EXERCISE TASK:
In the listing below, find every line containing "CALCULO" and copy it out.

RECORDS SUPPLIED:
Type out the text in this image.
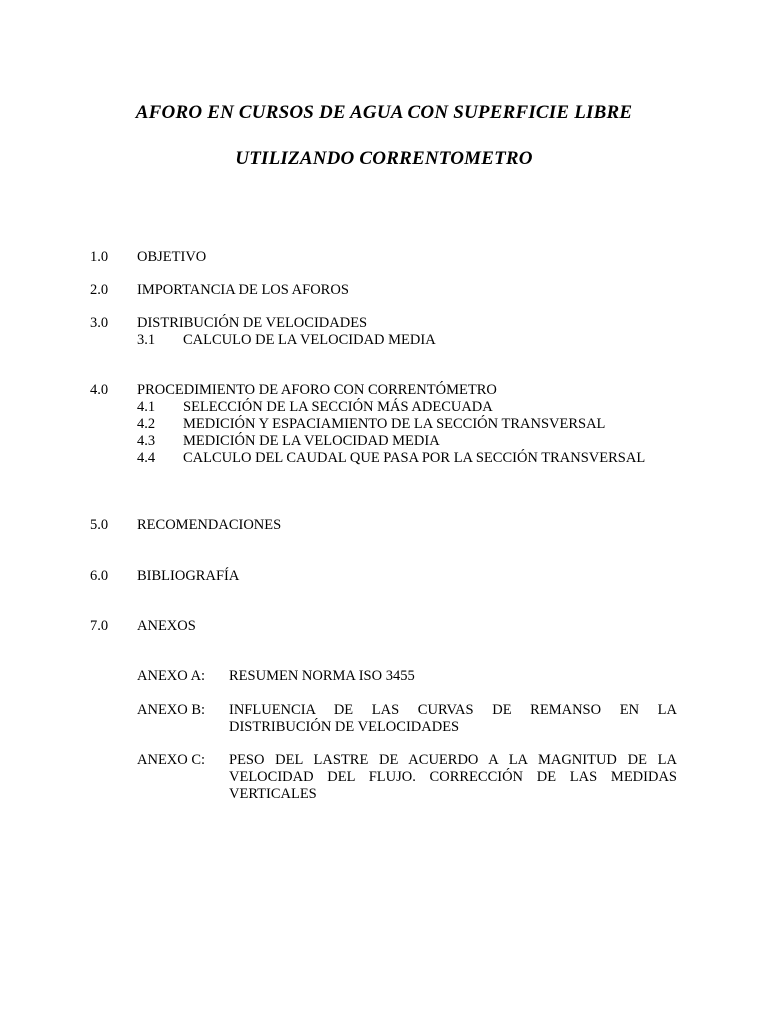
AFORO EN CURSOS DE AGUA CON SUPERFICIE LIBRE
UTILIZANDO CORRENTOMETRO
1.0 OBJETIVO
2.0 IMPORTANCIA DE LOS AFOROS
3.0 DISTRIBUCIÓN DE VELOCIDADES
3.1 CALCULO DE LA VELOCIDAD MEDIA
4.0 PROCEDIMIENTO DE AFORO CON CORRENTÓMETRO
4.1 SELECCIÓN DE LA SECCIÓN MÁS ADECUADA
4.2 MEDICIÓN Y ESPACIAMIENTO DE LA SECCIÓN TRANSVERSAL
4.3 MEDICIÓN DE LA VELOCIDAD MEDIA
4.4 CALCULO DEL CAUDAL QUE PASA POR LA SECCIÓN TRANSVERSAL
5.0 RECOMENDACIONES
6.0 BIBLIOGRAFÍA
7.0 ANEXOS
ANEXO A: RESUMEN NORMA ISO 3455
ANEXO B: INFLUENCIA DE LAS CURVAS DE REMANSO EN LA DISTRIBUCIÓN DE VELOCIDADES
ANEXO C: PESO DEL LASTRE DE ACUERDO A LA MAGNITUD DE LA VELOCIDAD DEL FLUJO. CORRECCIÓN DE LAS MEDIDAS VERTICALES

COMPLETE ANSWER:
3.1 CALCULO DE LA VELOCIDAD MEDIA
4.4 CALCULO DEL CAUDAL QUE PASA POR LA SECCIÓN TRANSVERSAL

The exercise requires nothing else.